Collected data
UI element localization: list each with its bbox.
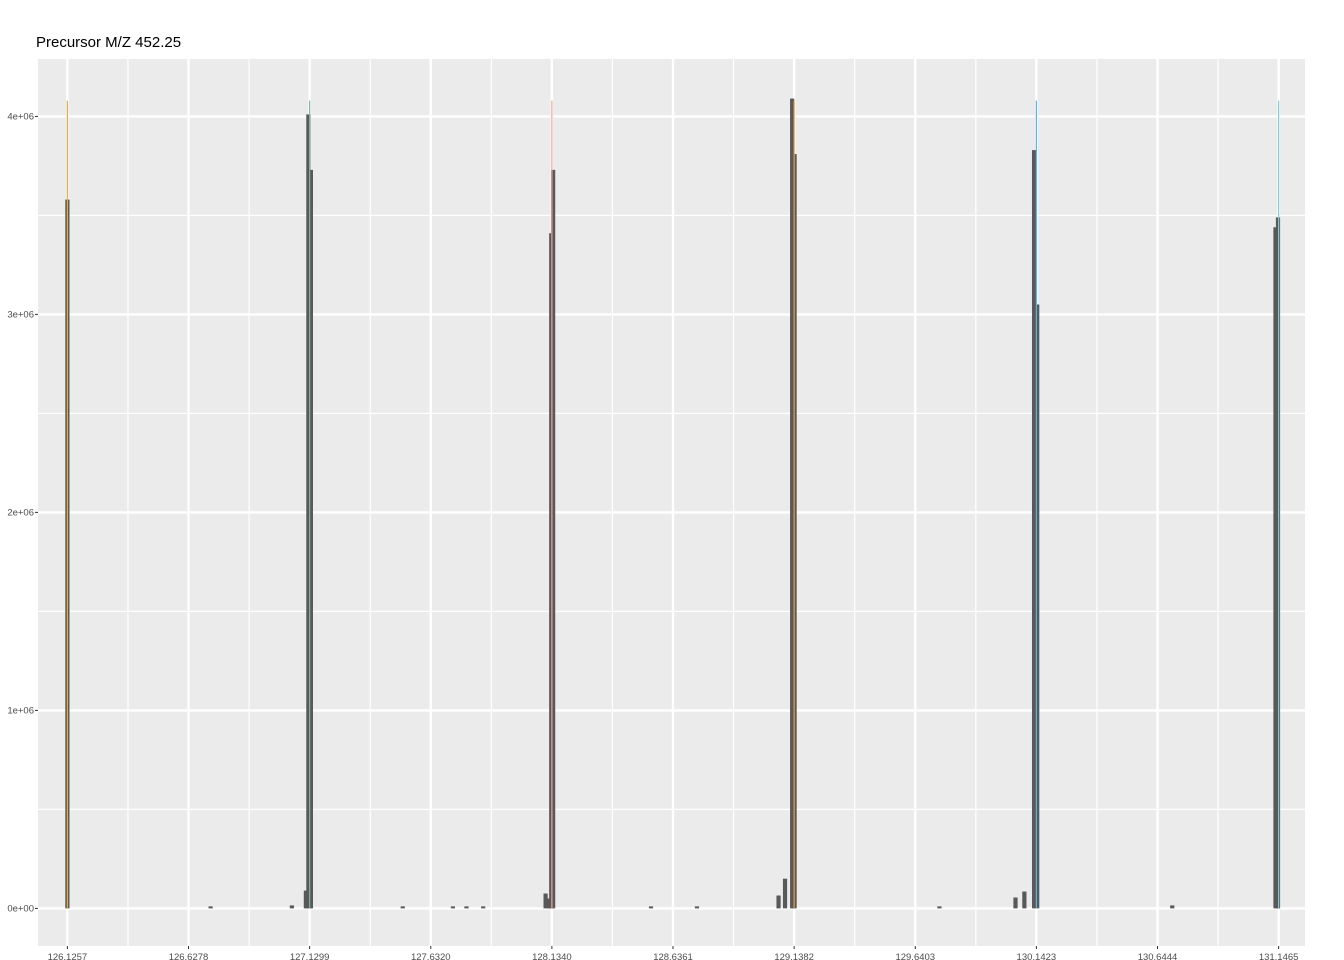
y-tick-label: 4e+06 (7, 112, 34, 123)
intensity-bar (1273, 227, 1278, 909)
x-tick-label: 129.6403 (895, 952, 935, 960)
intensity-bar (937, 906, 942, 909)
intensity-bar (464, 906, 469, 909)
intensity-bar (543, 893, 548, 909)
x-tick-label: 127.6320 (411, 952, 451, 960)
intensity-bar (782, 878, 788, 909)
x-tick-label: 130.1423 (1017, 952, 1057, 960)
intensity-bar (308, 169, 313, 909)
intensity-bar (1035, 304, 1040, 909)
x-tick-label: 128.6361 (653, 952, 693, 960)
x-tick-label: 126.6278 (169, 952, 209, 960)
intensity-bar (1275, 217, 1281, 909)
intensity-bar (1031, 150, 1037, 909)
y-tick-label: 2e+06 (7, 508, 34, 519)
chart-title: Precursor M/Z 452.25 (36, 34, 182, 51)
x-tick-label: 129.1382 (774, 952, 814, 960)
y-tick-label: 1e+06 (7, 706, 34, 717)
y-tick-label: 0e+00 (7, 904, 34, 915)
intensity-bar (306, 114, 311, 909)
intensity-bar (450, 906, 455, 909)
intensity-bar (400, 906, 405, 909)
intensity-bar (551, 169, 556, 909)
minor-gridlines (38, 59, 1305, 946)
intensity-bar (776, 895, 781, 909)
intensity-bar (289, 905, 294, 909)
x-tick-label: 128.1340 (532, 952, 572, 960)
intensity-bar (481, 906, 486, 909)
x-tick-label: 126.1257 (48, 952, 88, 960)
intensity-bar (694, 906, 700, 909)
intensity-bar (648, 906, 654, 909)
intensity-bar (1170, 905, 1175, 909)
intensity-bar (546, 898, 551, 909)
intensity-bar (790, 98, 795, 909)
plot-panel (38, 59, 1305, 946)
intensity-bar (1013, 897, 1018, 909)
intensity-bar (303, 890, 308, 909)
reporter-ion-lines (66, 100, 1280, 909)
y-axis: 0e+00 1e+06 2e+06 3e+06 4e+06 (7, 112, 38, 915)
x-tick-label: 131.1465 (1259, 952, 1299, 960)
x-tick-label: 130.6444 (1138, 952, 1178, 960)
intensity-bar (208, 906, 213, 909)
intensity-bar (1022, 891, 1027, 909)
x-axis: 126.1257 126.6278 127.1299 127.6320 128.1340… (48, 946, 1299, 960)
y-tick-label: 3e+06 (7, 310, 34, 321)
x-tick-label: 127.1299 (290, 952, 330, 960)
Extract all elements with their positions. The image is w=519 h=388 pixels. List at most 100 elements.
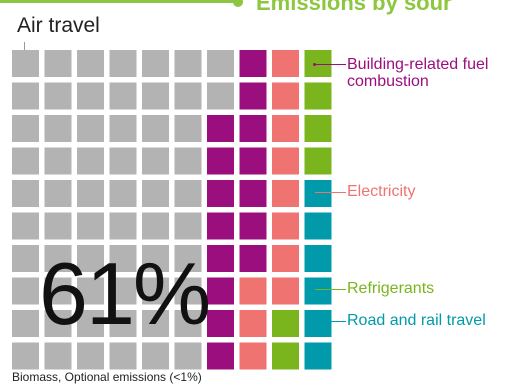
waffle-cell-air-travel <box>77 50 104 77</box>
waffle-cell-building-related-fuel-combustion <box>239 245 267 272</box>
waffle-cell-building-related-fuel-combustion <box>239 50 267 77</box>
waffle-cell-air-travel <box>44 180 72 207</box>
building-fuel-connector <box>315 64 346 65</box>
waffle-cell-air-travel <box>77 245 104 272</box>
waffle-cell-air-travel <box>77 115 104 142</box>
waffle-cell-air-travel <box>142 277 169 305</box>
electricity-connector <box>315 192 346 193</box>
waffle-cell-building-related-fuel-combustion <box>207 115 234 142</box>
waffle-cell-air-travel <box>174 50 202 77</box>
waffle-cell-air-travel <box>12 115 39 142</box>
waffle-cell-electricity <box>239 310 267 337</box>
waffle-cell-electricity <box>272 82 299 110</box>
waffle-cell-air-travel <box>44 342 72 370</box>
refrigerants-label: Refrigerants <box>347 280 435 297</box>
air-travel-label: Air travel <box>17 14 100 37</box>
electricity-label: Electricity <box>347 183 416 200</box>
waffle-cell-air-travel <box>109 180 137 207</box>
waffle-cell-air-travel <box>44 212 72 240</box>
waffle-cell-electricity <box>272 180 299 207</box>
title-rule-dot <box>233 0 243 7</box>
waffle-cell-building-related-fuel-combustion <box>239 212 267 240</box>
waffle-cell-air-travel <box>174 342 202 370</box>
waffle-cell-air-travel <box>142 245 169 272</box>
waffle-cell-building-related-fuel-combustion <box>207 277 234 305</box>
waffle-cell-air-travel <box>77 212 104 240</box>
waffle-cell-air-travel <box>109 245 137 272</box>
waffle-cell-refrigerants <box>272 342 299 370</box>
waffle-cell-building-related-fuel-combustion <box>239 82 267 110</box>
waffle-cell-air-travel <box>44 277 72 305</box>
waffle-cell-electricity <box>272 212 299 240</box>
waffle-cell-air-travel <box>142 115 169 142</box>
waffle-cell-air-travel <box>109 82 137 110</box>
waffle-cell-air-travel <box>207 82 234 110</box>
waffle-cell-air-travel <box>44 115 72 142</box>
waffle-cell-air-travel <box>142 82 169 110</box>
waffle-cell-air-travel <box>174 180 202 207</box>
waffle-cell-air-travel <box>77 147 104 175</box>
waffle-cell-air-travel <box>12 342 39 370</box>
waffle-cell-building-related-fuel-combustion <box>239 115 267 142</box>
waffle-cell-road-and-rail-travel <box>304 277 332 305</box>
waffle-cell-air-travel <box>12 310 39 337</box>
road-rail-connector <box>315 321 346 322</box>
waffle-cell-building-related-fuel-combustion <box>207 180 234 207</box>
waffle-cell-air-travel <box>109 212 137 240</box>
waffle-cell-air-travel <box>142 342 169 370</box>
waffle-cell-electricity <box>272 277 299 305</box>
waffle-cell-road-and-rail-travel <box>304 342 332 370</box>
road-rail-label: Road and rail travel <box>347 312 486 329</box>
waffle-cell-air-travel <box>77 277 104 305</box>
waffle-cell-air-travel <box>174 212 202 240</box>
headline-percent: 61% <box>39 244 211 343</box>
building-fuel-connector-dot <box>313 63 316 66</box>
waffle-cell-air-travel <box>77 180 104 207</box>
waffle-cell-building-related-fuel-combustion <box>239 147 267 175</box>
waffle-cell-electricity <box>272 245 299 272</box>
waffle-cell-building-related-fuel-combustion <box>207 147 234 175</box>
waffle-cell-air-travel <box>12 212 39 240</box>
waffle-cell-air-travel <box>12 147 39 175</box>
waffle-cell-road-and-rail-travel <box>304 245 332 272</box>
waffle-cell-air-travel <box>77 82 104 110</box>
waffle-cell-air-travel <box>77 342 104 370</box>
waffle-cell-air-travel <box>12 50 39 77</box>
waffle-cell-electricity <box>239 342 267 370</box>
waffle-cell-refrigerants <box>304 82 332 110</box>
waffle-cell-building-related-fuel-combustion <box>207 310 234 337</box>
waffle-cell-refrigerants <box>304 50 332 77</box>
waffle-cell-air-travel <box>174 82 202 110</box>
waffle-cell-electricity <box>272 115 299 142</box>
waffle-cell-air-travel <box>12 82 39 110</box>
refrigerants-connector <box>315 289 346 290</box>
waffle-cell-electricity <box>272 50 299 77</box>
waffle-cell-building-related-fuel-combustion <box>207 212 234 240</box>
chart-title: Emissions by sour <box>256 0 452 15</box>
waffle-cell-air-travel <box>207 50 234 77</box>
title-rule <box>0 0 238 3</box>
building-fuel-label-line1: Building-related fuel <box>347 56 489 73</box>
waffle-cell-air-travel <box>44 50 72 77</box>
waffle-cell-building-related-fuel-combustion <box>239 180 267 207</box>
waffle-cell-refrigerants <box>304 147 332 175</box>
waffle-cell-air-travel <box>109 277 137 305</box>
waffle-cell-air-travel <box>109 115 137 142</box>
waffle-cell-refrigerants <box>304 115 332 142</box>
waffle-cell-air-travel <box>142 50 169 77</box>
waffle-cell-air-travel <box>174 277 202 305</box>
air-travel-pointer <box>24 42 25 51</box>
waffle-cell-air-travel <box>109 310 137 337</box>
waffle-cell-air-travel <box>44 147 72 175</box>
waffle-cell-air-travel <box>174 147 202 175</box>
waffle-cell-building-related-fuel-combustion <box>207 245 234 272</box>
waffle-cell-electricity <box>272 147 299 175</box>
waffle-cell-road-and-rail-travel <box>304 180 332 207</box>
waffle-cell-air-travel <box>109 342 137 370</box>
waffle-cell-air-travel <box>174 310 202 337</box>
waffle-cell-air-travel <box>77 310 104 337</box>
waffle-cell-air-travel <box>109 147 137 175</box>
waffle-cell-refrigerants <box>272 310 299 337</box>
waffle-cell-electricity <box>239 277 267 305</box>
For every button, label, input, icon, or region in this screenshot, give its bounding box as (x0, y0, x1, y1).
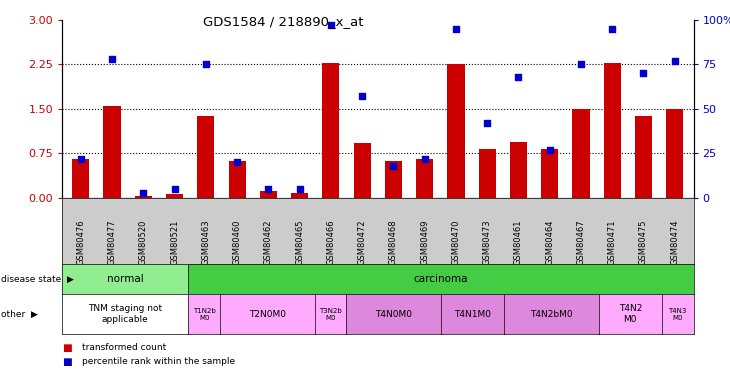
Bar (322, 63, 339, 198)
Point (512, 74, 524, 80)
Point (388, 163, 399, 169)
Text: T4N1M0: T4N1M0 (454, 310, 491, 319)
Bar (72, 159, 89, 198)
Text: carcinoma: carcinoma (414, 274, 468, 284)
Text: T1N2b
M0: T1N2b M0 (193, 308, 215, 321)
Point (637, 70, 649, 76)
Point (293, 186, 305, 192)
Text: ■: ■ (62, 357, 72, 367)
Bar (416, 159, 434, 198)
Point (107, 56, 118, 62)
Bar (228, 161, 246, 198)
Point (325, 22, 337, 28)
Text: ■: ■ (62, 343, 72, 353)
Bar (666, 109, 683, 198)
Bar (479, 149, 496, 198)
Bar (135, 196, 152, 198)
Text: T4N0M0: T4N0M0 (375, 310, 412, 319)
Text: T3N2b
M0: T3N2b M0 (319, 308, 342, 321)
Point (231, 159, 243, 165)
Bar (447, 64, 464, 198)
Text: TNM staging not
applicable: TNM staging not applicable (88, 304, 162, 324)
Text: percentile rank within the sample: percentile rank within the sample (82, 357, 236, 366)
Point (200, 62, 212, 68)
Bar (104, 106, 120, 198)
Text: GDS1584 / 218890_x_at: GDS1584 / 218890_x_at (203, 15, 364, 28)
Bar (385, 161, 402, 198)
Bar (291, 193, 308, 198)
Point (544, 147, 556, 153)
Point (137, 190, 149, 196)
Point (607, 26, 618, 32)
Point (169, 186, 180, 192)
Text: T4N2bM0: T4N2bM0 (530, 310, 573, 319)
Point (419, 156, 431, 162)
Point (669, 58, 680, 64)
Text: T4N3
M0: T4N3 M0 (669, 308, 687, 321)
Bar (635, 116, 652, 198)
Point (450, 26, 462, 32)
Bar (353, 143, 371, 198)
Text: transformed count: transformed count (82, 344, 166, 352)
Point (356, 93, 368, 99)
Bar (260, 191, 277, 198)
Bar (572, 109, 590, 198)
Bar (541, 149, 558, 198)
Point (263, 186, 274, 192)
Bar (604, 63, 620, 198)
Bar (510, 142, 527, 198)
Text: normal: normal (107, 274, 144, 284)
Text: other  ▶: other ▶ (1, 310, 38, 319)
Point (575, 62, 587, 68)
Bar (166, 194, 183, 198)
Text: T4N2
M0: T4N2 M0 (618, 304, 642, 324)
Text: disease state  ▶: disease state ▶ (1, 274, 74, 284)
Point (75, 156, 87, 162)
Point (481, 120, 493, 126)
Text: T2N0M0: T2N0M0 (249, 310, 285, 319)
Bar (197, 116, 215, 198)
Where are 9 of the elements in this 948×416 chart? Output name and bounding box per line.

→ **WORK REQUIRED**
Copy the items verbatim, starting at the line containing "y-tick-label: 4e+06 (7, 112, 34, 123)" and ending with the line containing "intensity-bar (543, 893, 548, 909)", with both of those lines included.

→ **SOLVED EXERCISE**
y-tick-label: 4e+06 (7, 112, 34, 123)
intensity-bar (1273, 227, 1278, 909)
x-tick-label: 129.6403 (895, 952, 935, 960)
intensity-bar (937, 906, 942, 909)
intensity-bar (464, 906, 469, 909)
intensity-bar (543, 893, 548, 909)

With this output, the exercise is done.